Problem statement: Copy out all of the material, matching it word for word.

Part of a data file
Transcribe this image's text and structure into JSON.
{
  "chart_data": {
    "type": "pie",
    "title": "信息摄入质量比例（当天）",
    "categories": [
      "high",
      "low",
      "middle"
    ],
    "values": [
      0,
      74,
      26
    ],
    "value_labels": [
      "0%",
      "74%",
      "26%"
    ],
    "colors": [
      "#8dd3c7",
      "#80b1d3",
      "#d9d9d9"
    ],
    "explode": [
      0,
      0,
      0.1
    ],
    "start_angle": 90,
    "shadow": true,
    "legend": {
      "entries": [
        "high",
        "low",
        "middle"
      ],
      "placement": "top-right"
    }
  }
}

Complete answer:
Transcribe this image's text and structure into JSON.
{
  "chart_data": {
    "type": "pie",
    "title": "信息摄入质量比例（当天）",
    "categories": [
      "high",
      "low",
      "middle"
    ],
    "values": [
      0,
      74,
      26
    ],
    "value_labels": [
      "0%",
      "74%",
      "26%"
    ],
    "colors": [
      "#8dd3c7",
      "#80b1d3",
      "#d9d9d9"
    ],
    "explode": [
      0,
      0,
      0.1
    ],
    "start_angle": 90,
    "shadow": true,
    "legend": {
      "entries": [
        "high",
        "low",
        "middle"
      ],
      "placement": "top-right"
    }
  }
}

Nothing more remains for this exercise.